WRITTEN REQUEST
Search the records for "screenshot" and copy each line that holds it.

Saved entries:

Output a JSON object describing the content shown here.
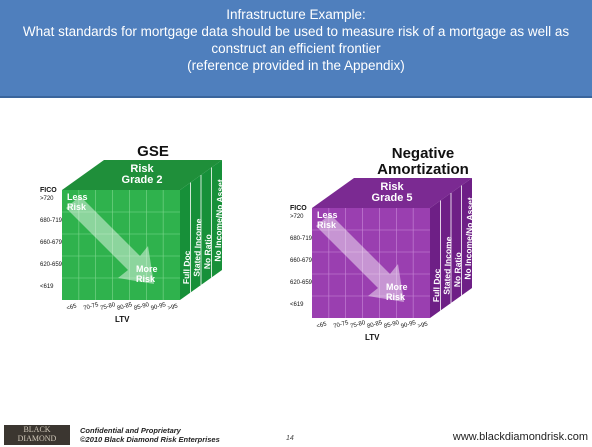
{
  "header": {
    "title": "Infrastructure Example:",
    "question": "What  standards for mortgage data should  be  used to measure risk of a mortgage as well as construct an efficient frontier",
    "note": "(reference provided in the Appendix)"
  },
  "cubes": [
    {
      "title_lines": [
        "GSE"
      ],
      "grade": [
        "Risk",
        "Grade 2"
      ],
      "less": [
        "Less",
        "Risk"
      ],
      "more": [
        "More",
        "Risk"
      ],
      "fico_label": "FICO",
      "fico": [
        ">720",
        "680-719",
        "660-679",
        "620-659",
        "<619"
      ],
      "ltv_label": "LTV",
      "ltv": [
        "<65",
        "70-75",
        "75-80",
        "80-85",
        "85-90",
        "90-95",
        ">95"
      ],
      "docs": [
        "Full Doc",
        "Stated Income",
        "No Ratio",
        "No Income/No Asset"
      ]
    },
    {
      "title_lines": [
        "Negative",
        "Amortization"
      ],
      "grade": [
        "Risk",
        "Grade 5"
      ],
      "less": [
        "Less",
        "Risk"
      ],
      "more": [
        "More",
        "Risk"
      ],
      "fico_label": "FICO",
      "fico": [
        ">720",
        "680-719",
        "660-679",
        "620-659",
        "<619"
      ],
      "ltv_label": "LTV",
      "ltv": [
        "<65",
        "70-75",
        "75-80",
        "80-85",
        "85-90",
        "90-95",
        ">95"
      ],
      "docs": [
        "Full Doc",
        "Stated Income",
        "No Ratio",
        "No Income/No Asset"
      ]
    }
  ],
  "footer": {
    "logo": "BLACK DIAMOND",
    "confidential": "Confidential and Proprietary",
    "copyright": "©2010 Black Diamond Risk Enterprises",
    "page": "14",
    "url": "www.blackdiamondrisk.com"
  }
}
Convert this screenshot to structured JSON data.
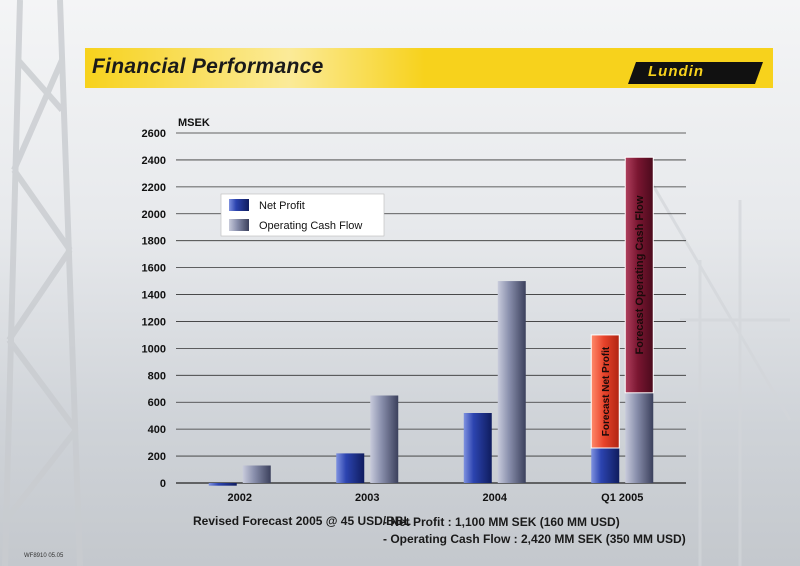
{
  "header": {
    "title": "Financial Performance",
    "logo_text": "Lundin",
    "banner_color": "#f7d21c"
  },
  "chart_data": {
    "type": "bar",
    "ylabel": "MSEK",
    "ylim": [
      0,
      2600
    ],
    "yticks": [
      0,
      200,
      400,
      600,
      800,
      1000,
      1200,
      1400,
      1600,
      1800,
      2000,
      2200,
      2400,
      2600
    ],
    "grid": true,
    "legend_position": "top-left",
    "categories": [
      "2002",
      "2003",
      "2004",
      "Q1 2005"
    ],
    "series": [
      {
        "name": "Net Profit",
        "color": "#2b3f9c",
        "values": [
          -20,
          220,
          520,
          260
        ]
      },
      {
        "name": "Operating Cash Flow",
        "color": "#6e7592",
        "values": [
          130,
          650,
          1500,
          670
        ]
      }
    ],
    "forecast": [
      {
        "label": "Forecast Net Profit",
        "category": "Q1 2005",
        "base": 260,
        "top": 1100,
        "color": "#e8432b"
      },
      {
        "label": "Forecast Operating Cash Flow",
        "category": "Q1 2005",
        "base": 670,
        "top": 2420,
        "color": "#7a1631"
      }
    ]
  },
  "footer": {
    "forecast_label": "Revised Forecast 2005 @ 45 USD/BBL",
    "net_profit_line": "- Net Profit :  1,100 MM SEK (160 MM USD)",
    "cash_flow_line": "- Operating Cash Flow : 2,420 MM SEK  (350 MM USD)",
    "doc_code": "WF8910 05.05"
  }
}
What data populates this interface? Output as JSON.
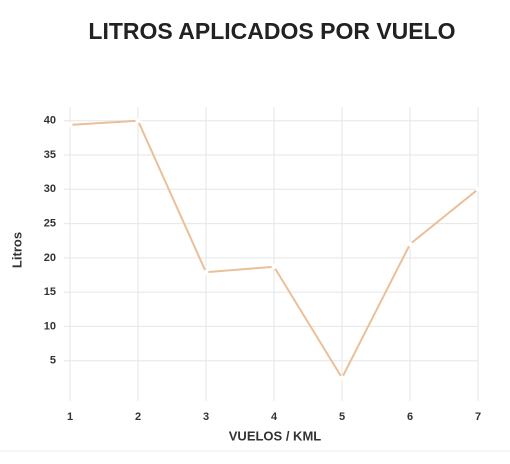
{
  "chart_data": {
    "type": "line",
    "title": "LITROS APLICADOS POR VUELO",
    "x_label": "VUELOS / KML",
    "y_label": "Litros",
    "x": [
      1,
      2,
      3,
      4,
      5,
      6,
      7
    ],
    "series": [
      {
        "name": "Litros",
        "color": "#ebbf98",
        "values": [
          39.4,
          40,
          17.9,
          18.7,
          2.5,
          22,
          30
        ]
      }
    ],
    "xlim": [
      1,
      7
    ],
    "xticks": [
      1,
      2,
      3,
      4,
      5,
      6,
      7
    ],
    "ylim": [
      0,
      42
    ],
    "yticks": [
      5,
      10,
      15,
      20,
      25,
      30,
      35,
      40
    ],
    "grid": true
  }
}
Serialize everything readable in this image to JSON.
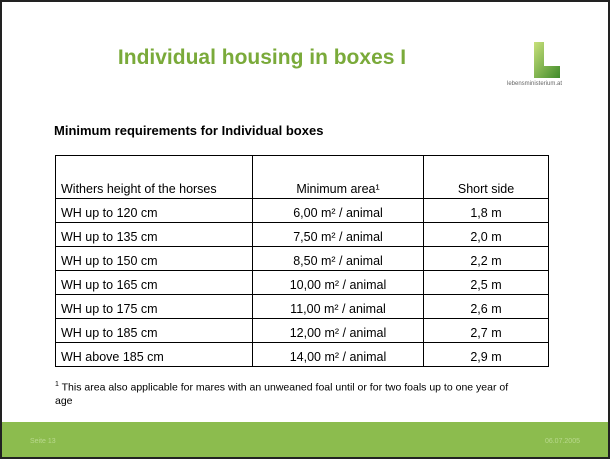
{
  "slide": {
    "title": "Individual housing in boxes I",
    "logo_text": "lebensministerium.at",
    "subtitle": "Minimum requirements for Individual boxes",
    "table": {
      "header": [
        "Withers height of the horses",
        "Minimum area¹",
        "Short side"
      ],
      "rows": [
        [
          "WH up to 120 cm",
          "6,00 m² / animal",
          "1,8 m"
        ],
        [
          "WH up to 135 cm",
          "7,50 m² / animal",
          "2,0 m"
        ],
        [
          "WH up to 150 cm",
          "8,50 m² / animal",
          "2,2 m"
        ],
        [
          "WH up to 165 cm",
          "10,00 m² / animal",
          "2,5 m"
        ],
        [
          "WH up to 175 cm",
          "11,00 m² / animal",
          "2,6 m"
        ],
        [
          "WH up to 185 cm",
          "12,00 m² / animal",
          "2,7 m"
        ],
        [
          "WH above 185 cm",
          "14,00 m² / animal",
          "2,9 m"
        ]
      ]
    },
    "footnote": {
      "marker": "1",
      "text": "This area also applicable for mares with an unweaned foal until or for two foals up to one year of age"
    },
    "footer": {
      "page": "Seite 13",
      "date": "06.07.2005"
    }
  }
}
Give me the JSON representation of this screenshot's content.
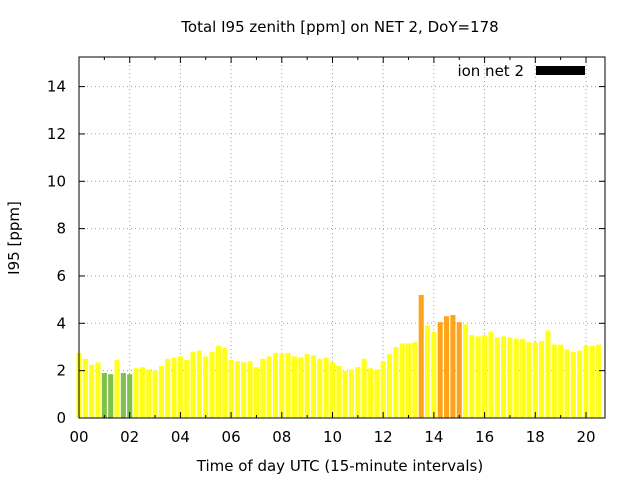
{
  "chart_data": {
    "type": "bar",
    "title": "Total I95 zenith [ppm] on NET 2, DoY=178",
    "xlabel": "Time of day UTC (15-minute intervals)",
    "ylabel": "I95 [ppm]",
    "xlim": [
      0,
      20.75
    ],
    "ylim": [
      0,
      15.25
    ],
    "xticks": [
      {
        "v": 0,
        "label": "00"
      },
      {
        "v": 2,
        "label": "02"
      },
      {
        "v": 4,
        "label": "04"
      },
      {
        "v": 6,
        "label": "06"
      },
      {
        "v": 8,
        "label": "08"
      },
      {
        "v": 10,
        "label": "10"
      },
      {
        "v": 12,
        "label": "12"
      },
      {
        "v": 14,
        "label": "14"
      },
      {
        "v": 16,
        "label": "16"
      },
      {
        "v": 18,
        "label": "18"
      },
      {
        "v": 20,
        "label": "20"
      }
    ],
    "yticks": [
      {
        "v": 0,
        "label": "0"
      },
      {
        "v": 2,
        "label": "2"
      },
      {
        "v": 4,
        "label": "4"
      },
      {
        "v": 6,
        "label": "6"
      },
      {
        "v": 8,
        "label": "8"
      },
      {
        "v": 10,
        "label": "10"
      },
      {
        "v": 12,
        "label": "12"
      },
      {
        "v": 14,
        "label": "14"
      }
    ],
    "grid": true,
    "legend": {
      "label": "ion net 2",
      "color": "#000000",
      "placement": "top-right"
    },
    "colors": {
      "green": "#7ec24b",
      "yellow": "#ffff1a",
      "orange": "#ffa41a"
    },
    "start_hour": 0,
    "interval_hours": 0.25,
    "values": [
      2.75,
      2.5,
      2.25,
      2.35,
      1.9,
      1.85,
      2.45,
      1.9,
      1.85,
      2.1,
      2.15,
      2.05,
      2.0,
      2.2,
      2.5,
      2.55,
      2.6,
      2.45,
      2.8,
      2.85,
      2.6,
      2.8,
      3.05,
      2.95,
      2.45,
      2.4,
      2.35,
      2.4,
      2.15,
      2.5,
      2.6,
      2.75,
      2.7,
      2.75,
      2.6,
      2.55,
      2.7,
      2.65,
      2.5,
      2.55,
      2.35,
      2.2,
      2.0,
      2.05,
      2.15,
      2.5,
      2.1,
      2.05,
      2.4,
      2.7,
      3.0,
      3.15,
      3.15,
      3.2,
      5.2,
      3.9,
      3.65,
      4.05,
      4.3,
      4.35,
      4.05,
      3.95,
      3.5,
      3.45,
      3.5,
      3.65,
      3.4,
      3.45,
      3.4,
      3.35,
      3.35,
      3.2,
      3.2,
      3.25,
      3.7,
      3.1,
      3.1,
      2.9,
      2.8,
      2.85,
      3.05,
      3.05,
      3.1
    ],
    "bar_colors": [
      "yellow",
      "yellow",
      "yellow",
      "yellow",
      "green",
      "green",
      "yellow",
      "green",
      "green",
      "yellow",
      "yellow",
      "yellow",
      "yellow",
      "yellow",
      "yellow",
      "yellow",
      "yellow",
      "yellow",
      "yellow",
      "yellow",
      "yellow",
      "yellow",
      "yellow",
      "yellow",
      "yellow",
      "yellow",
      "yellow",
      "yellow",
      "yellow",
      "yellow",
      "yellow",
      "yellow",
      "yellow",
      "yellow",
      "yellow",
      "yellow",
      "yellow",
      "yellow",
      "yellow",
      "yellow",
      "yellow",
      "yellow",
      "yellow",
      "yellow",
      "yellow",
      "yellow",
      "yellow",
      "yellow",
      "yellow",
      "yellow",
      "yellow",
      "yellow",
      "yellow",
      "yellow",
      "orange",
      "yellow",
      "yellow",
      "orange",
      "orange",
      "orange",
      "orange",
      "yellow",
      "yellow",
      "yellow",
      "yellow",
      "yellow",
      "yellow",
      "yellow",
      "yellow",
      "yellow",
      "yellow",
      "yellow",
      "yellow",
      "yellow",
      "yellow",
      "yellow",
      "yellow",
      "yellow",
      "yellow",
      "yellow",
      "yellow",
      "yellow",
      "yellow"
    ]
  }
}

RESPONSE TO THE TASK
Convert this screenshot to structured JSON data.
Give me the JSON representation of this screenshot's content.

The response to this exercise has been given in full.